Written task
State the number of lines that contain the word "your", and add nothing else.

Data
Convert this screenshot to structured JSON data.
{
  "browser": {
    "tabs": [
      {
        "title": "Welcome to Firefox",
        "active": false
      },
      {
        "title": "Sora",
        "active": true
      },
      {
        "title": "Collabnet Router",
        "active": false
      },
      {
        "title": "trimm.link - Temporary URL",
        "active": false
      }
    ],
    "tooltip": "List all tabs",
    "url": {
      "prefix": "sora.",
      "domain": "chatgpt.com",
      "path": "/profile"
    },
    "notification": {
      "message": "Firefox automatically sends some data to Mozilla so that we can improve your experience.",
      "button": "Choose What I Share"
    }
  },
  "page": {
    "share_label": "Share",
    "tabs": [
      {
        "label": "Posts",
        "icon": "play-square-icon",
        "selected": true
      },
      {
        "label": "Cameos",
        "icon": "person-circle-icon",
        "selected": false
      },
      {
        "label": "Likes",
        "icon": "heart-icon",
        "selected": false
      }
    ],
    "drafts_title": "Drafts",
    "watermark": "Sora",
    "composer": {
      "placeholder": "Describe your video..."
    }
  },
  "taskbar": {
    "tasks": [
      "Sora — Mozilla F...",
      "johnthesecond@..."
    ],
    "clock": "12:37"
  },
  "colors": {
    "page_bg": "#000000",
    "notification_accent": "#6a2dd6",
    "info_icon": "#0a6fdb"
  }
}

==

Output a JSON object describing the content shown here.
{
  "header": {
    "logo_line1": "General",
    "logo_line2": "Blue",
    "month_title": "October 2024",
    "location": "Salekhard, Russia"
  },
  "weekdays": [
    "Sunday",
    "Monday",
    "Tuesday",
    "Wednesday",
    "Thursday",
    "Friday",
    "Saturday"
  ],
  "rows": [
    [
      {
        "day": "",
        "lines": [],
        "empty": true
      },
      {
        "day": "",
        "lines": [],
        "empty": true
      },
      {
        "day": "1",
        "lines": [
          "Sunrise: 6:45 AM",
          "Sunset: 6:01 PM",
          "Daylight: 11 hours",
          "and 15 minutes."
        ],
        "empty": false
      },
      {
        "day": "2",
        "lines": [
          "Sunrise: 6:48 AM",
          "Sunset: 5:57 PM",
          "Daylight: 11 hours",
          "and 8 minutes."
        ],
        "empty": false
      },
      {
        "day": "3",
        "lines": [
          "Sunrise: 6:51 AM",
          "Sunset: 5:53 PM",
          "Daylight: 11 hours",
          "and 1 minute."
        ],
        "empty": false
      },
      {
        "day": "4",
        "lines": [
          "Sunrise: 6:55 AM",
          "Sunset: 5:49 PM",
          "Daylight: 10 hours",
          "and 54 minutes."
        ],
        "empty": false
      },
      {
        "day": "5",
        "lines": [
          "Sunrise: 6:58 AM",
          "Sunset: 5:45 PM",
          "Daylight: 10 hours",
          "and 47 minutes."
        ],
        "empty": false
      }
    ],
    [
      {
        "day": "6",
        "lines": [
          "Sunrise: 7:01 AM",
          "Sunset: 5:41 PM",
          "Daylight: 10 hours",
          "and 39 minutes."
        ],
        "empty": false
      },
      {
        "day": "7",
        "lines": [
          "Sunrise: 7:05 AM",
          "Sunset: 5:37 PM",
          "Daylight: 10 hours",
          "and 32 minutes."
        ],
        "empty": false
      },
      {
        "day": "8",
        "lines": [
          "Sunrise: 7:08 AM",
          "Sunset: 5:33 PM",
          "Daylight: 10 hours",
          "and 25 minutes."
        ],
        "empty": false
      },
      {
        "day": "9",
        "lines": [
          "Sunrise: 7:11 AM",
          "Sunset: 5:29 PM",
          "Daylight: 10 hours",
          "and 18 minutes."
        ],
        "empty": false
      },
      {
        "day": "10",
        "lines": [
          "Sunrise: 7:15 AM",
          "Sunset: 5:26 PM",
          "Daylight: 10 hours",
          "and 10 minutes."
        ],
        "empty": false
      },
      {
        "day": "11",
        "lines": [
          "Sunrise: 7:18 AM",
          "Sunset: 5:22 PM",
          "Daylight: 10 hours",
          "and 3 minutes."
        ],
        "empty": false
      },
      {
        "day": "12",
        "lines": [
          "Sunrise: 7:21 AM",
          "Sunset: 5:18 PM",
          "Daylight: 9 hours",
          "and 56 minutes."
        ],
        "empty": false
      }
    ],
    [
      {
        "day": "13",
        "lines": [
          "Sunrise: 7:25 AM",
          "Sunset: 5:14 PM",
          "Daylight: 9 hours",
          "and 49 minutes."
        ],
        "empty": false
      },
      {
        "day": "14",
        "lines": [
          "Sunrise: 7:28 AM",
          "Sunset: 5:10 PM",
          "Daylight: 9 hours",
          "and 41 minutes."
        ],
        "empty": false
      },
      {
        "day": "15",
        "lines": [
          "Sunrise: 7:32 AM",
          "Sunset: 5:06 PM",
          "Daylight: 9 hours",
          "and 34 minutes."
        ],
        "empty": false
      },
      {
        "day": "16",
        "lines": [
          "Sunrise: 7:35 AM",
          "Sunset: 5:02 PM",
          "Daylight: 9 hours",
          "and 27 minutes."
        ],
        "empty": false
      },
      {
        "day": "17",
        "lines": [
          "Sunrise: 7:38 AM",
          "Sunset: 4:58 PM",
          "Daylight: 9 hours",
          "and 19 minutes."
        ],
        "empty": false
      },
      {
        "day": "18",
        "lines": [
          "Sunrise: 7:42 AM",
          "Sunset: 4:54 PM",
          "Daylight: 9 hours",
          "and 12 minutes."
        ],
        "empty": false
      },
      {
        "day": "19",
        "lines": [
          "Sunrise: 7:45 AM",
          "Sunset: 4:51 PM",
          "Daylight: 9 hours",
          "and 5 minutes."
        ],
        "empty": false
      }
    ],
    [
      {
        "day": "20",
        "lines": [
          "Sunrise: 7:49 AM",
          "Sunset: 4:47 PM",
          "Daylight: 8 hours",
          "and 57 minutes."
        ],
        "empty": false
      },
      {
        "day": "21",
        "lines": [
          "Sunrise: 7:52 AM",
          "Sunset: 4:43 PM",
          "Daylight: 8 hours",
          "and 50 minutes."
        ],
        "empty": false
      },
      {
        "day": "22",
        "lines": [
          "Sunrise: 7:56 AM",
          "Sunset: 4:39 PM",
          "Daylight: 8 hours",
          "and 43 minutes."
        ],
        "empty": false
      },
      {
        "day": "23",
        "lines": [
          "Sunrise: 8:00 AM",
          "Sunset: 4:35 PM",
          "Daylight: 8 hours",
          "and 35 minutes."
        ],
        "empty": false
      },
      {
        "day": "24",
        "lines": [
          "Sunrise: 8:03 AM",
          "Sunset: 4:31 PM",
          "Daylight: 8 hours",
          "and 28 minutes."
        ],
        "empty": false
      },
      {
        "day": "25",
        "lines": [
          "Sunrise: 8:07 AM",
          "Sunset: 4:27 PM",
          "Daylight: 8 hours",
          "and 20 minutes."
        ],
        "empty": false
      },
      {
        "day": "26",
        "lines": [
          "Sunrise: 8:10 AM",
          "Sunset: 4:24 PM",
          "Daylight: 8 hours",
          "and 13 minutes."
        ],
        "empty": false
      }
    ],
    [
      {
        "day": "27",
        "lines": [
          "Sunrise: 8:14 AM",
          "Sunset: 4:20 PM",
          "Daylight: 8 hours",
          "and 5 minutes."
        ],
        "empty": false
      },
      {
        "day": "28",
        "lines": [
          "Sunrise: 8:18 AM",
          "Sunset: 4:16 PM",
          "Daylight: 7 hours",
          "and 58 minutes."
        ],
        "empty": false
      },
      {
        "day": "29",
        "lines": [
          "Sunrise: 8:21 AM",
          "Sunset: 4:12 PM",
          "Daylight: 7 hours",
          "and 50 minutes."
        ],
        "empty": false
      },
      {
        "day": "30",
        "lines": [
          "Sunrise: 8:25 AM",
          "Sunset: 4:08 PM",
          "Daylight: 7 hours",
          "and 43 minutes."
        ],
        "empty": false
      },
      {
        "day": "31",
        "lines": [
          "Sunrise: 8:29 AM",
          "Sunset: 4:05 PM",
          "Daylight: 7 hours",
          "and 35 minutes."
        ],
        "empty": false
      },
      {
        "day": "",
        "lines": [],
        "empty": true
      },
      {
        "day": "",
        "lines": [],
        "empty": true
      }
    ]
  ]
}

Full answer
2